(Collected data entries)
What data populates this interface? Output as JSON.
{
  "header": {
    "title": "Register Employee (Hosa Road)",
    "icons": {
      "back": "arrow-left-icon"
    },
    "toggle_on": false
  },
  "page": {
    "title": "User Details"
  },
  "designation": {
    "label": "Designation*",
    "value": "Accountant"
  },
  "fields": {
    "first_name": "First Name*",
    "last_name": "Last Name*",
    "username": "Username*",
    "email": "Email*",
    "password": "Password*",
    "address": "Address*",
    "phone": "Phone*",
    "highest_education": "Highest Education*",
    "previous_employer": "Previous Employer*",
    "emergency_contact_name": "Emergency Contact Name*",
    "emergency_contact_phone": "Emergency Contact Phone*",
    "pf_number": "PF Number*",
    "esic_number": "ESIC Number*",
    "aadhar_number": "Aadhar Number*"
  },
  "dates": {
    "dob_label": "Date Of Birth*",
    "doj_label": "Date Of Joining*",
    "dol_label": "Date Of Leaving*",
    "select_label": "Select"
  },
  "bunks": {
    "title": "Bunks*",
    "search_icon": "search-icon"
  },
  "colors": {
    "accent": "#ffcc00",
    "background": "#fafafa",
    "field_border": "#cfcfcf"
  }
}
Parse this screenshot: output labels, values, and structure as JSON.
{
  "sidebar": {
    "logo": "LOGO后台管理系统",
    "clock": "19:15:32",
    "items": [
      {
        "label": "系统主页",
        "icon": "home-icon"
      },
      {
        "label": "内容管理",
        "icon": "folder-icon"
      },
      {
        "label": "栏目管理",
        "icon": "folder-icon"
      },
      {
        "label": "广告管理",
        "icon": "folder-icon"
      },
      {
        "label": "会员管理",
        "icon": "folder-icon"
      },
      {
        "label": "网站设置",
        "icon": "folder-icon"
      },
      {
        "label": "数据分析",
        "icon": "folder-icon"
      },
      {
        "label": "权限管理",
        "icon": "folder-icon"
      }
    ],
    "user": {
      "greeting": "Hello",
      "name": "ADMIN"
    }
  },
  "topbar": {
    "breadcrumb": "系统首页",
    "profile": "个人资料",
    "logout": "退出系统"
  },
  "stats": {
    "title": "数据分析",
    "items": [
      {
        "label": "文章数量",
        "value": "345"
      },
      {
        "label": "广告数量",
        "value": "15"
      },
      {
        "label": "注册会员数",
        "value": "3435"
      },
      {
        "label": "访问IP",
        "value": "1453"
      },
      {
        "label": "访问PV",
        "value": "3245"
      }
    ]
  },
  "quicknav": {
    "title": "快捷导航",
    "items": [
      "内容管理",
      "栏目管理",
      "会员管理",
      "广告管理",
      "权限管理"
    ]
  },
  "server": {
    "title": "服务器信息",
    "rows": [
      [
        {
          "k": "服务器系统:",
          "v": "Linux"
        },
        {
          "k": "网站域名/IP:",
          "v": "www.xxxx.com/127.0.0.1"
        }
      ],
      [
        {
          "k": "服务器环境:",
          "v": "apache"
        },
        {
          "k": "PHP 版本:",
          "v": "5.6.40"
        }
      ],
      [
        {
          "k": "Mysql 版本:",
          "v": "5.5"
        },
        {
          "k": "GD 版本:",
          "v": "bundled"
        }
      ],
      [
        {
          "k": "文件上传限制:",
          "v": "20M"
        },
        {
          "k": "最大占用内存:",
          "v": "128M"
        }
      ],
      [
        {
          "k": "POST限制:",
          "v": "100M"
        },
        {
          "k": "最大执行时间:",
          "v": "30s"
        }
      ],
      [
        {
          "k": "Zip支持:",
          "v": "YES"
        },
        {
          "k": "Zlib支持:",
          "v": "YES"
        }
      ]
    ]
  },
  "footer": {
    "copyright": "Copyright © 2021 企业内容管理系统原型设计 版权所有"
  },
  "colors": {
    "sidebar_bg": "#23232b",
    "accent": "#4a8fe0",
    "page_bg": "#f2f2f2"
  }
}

§ What needs to be done
The listing above should be transcribed in full, exactly as written.

§ Complete answer
What data populates this interface? Output as JSON.
{
  "header": {
    "title": "Register Employee (Hosa Road)",
    "icons": {
      "back": "arrow-left-icon"
    },
    "toggle_on": false
  },
  "page": {
    "title": "User Details"
  },
  "designation": {
    "label": "Designation*",
    "value": "Accountant"
  },
  "fields": {
    "first_name": "First Name*",
    "last_name": "Last Name*",
    "username": "Username*",
    "email": "Email*",
    "password": "Password*",
    "address": "Address*",
    "phone": "Phone*",
    "highest_education": "Highest Education*",
    "previous_employer": "Previous Employer*",
    "emergency_contact_name": "Emergency Contact Name*",
    "emergency_contact_phone": "Emergency Contact Phone*",
    "pf_number": "PF Number*",
    "esic_number": "ESIC Number*",
    "aadhar_number": "Aadhar Number*"
  },
  "dates": {
    "dob_label": "Date Of Birth*",
    "doj_label": "Date Of Joining*",
    "dol_label": "Date Of Leaving*",
    "select_label": "Select"
  },
  "bunks": {
    "title": "Bunks*",
    "search_icon": "search-icon"
  },
  "colors": {
    "accent": "#ffcc00",
    "background": "#fafafa",
    "field_border": "#cfcfcf"
  }
}
Parse this screenshot: output labels, values, and structure as JSON.
{
  "sidebar": {
    "logo": "LOGO后台管理系统",
    "clock": "19:15:32",
    "items": [
      {
        "label": "系统主页",
        "icon": "home-icon"
      },
      {
        "label": "内容管理",
        "icon": "folder-icon"
      },
      {
        "label": "栏目管理",
        "icon": "folder-icon"
      },
      {
        "label": "广告管理",
        "icon": "folder-icon"
      },
      {
        "label": "会员管理",
        "icon": "folder-icon"
      },
      {
        "label": "网站设置",
        "icon": "folder-icon"
      },
      {
        "label": "数据分析",
        "icon": "folder-icon"
      },
      {
        "label": "权限管理",
        "icon": "folder-icon"
      }
    ],
    "user": {
      "greeting": "Hello",
      "name": "ADMIN"
    }
  },
  "topbar": {
    "breadcrumb": "系统首页",
    "profile": "个人资料",
    "logout": "退出系统"
  },
  "stats": {
    "title": "数据分析",
    "items": [
      {
        "label": "文章数量",
        "value": "345"
      },
      {
        "label": "广告数量",
        "value": "15"
      },
      {
        "label": "注册会员数",
        "value": "3435"
      },
      {
        "label": "访问IP",
        "value": "1453"
      },
      {
        "label": "访问PV",
        "value": "3245"
      }
    ]
  },
  "quicknav": {
    "title": "快捷导航",
    "items": [
      "内容管理",
      "栏目管理",
      "会员管理",
      "广告管理",
      "权限管理"
    ]
  },
  "server": {
    "title": "服务器信息",
    "rows": [
      [
        {
          "k": "服务器系统:",
          "v": "Linux"
        },
        {
          "k": "网站域名/IP:",
          "v": "www.xxxx.com/127.0.0.1"
        }
      ],
      [
        {
          "k": "服务器环境:",
          "v": "apache"
        },
        {
          "k": "PHP 版本:",
          "v": "5.6.40"
        }
      ],
      [
        {
          "k": "Mysql 版本:",
          "v": "5.5"
        },
        {
          "k": "GD 版本:",
          "v": "bundled"
        }
      ],
      [
        {
          "k": "文件上传限制:",
          "v": "20M"
        },
        {
          "k": "最大占用内存:",
          "v": "128M"
        }
      ],
      [
        {
          "k": "POST限制:",
          "v": "100M"
        },
        {
          "k": "最大执行时间:",
          "v": "30s"
        }
      ],
      [
        {
          "k": "Zip支持:",
          "v": "YES"
        },
        {
          "k": "Zlib支持:",
          "v": "YES"
        }
      ]
    ]
  },
  "footer": {
    "copyright": "Copyright © 2021 企业内容管理系统原型设计 版权所有"
  },
  "colors": {
    "sidebar_bg": "#23232b",
    "accent": "#4a8fe0",
    "page_bg": "#f2f2f2"
  }
}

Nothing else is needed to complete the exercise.